┌─ SUPPLIED INFORMATION

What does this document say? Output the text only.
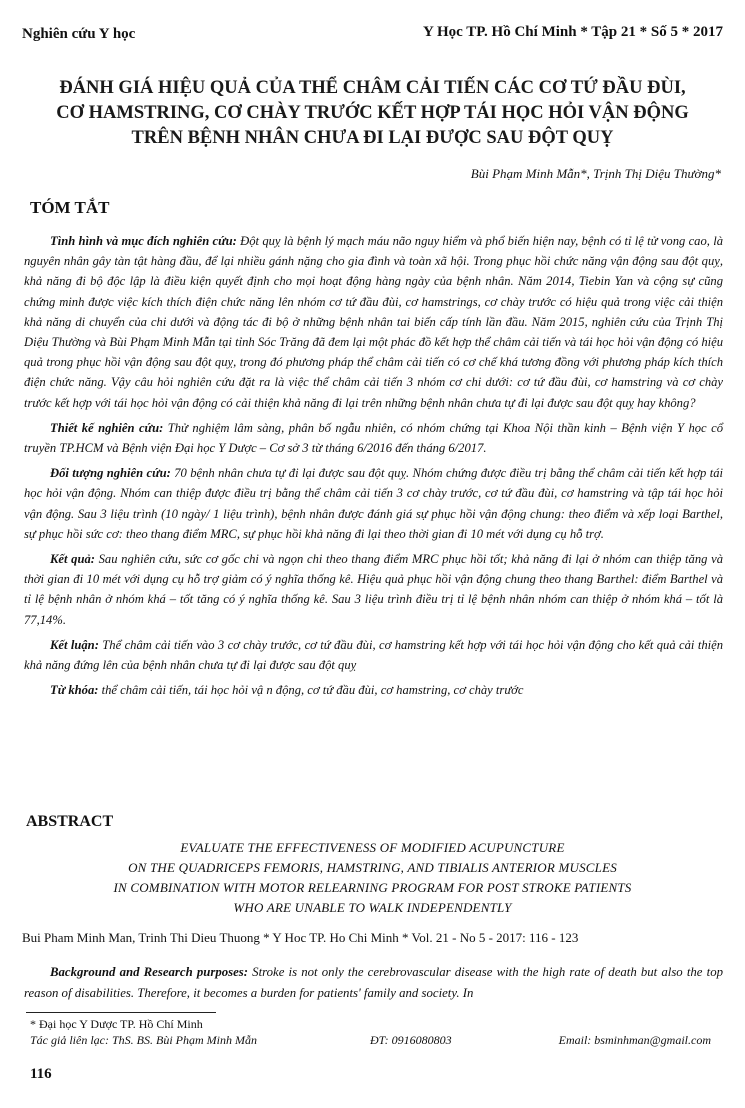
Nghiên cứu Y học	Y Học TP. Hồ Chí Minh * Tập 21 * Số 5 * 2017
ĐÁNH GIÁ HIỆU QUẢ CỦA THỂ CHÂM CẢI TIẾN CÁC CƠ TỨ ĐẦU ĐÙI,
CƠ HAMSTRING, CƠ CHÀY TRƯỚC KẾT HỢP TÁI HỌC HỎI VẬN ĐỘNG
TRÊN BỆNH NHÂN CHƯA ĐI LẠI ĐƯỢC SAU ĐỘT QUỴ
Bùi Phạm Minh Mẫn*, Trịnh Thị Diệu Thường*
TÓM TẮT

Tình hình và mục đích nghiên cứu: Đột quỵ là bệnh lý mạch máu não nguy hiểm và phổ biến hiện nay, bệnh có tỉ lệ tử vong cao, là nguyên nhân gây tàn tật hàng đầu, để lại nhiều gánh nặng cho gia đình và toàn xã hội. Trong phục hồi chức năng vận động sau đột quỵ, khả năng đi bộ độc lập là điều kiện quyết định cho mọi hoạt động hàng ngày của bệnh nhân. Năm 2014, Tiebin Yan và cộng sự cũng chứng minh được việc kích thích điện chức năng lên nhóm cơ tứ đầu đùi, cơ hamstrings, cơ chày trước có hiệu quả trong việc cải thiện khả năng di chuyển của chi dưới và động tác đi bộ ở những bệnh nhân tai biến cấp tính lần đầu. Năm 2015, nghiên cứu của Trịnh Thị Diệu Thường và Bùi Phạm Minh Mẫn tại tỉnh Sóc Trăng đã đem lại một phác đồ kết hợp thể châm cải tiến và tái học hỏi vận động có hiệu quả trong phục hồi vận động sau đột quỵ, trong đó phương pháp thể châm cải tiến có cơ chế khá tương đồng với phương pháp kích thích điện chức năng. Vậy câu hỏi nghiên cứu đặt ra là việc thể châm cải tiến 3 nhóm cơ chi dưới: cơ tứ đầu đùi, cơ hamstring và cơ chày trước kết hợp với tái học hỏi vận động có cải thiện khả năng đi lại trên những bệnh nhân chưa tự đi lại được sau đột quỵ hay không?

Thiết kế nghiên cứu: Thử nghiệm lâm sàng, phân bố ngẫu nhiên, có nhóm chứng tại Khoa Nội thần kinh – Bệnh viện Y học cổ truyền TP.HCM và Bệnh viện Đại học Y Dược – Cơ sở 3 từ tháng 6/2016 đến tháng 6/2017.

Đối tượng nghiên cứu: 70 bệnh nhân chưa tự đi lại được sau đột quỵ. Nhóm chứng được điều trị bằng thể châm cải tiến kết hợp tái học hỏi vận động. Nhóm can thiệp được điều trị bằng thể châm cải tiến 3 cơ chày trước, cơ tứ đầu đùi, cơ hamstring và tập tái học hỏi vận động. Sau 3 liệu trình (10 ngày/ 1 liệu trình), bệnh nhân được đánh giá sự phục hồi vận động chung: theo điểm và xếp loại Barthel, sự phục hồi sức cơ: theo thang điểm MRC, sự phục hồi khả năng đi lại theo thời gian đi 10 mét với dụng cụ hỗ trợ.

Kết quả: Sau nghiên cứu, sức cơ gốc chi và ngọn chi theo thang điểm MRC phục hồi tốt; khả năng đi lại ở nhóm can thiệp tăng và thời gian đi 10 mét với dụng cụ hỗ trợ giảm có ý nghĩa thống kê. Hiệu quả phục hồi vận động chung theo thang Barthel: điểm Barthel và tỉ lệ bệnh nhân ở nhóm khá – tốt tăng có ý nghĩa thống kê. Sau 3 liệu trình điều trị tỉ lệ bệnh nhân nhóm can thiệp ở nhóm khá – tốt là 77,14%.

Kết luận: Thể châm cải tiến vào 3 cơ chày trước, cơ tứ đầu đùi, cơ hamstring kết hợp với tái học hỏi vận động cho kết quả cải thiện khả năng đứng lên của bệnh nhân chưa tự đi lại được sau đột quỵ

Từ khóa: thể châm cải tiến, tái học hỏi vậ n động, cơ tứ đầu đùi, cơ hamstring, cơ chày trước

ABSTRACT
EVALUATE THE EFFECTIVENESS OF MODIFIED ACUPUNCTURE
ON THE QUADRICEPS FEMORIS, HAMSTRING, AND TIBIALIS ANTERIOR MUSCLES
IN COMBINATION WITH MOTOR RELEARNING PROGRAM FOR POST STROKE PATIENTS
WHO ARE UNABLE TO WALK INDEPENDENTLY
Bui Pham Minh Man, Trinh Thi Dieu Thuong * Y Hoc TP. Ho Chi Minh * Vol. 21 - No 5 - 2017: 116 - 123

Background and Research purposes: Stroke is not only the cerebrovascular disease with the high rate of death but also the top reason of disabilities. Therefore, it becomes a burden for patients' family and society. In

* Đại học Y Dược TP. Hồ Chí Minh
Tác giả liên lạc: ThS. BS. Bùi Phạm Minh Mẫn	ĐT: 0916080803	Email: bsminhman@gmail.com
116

└─

→ **EXERCISE INSTRUCTIONS**: The answer must be every line of the records that contains the word "liệu".

→ **SOLUTION TO THIS EXERCISE**:
Đối tượng nghiên cứu: 70 bệnh nhân chưa tự đi lại được sau đột quỵ. Nhóm chứng được điều trị bằng thể châm cải tiến kết hợp tái học hỏi vận động. Nhóm can thiệp được điều trị bằng thể châm cải tiến 3 cơ chày trước, cơ tứ đầu đùi, cơ hamstring và tập tái học hỏi vận động. Sau 3 liệu trình (10 ngày/ 1 liệu trình), bệnh nhân được đánh giá sự phục hồi vận động chung: theo điểm và xếp loại Barthel, sự phục hồi sức cơ: theo thang điểm MRC, sự phục hồi khả năng đi lại theo thời gian đi 10 mét với dụng cụ hỗ trợ.
Kết quả: Sau nghiên cứu, sức cơ gốc chi và ngọn chi theo thang điểm MRC phục hồi tốt; khả năng đi lại ở nhóm can thiệp tăng và thời gian đi 10 mét với dụng cụ hỗ trợ giảm có ý nghĩa thống kê. Hiệu quả phục hồi vận động chung theo thang Barthel: điểm Barthel và tỉ lệ bệnh nhân ở nhóm khá – tốt tăng có ý nghĩa thống kê. Sau 3 liệu trình điều trị tỉ lệ bệnh nhân nhóm can thiệp ở nhóm khá – tốt là 77,14%.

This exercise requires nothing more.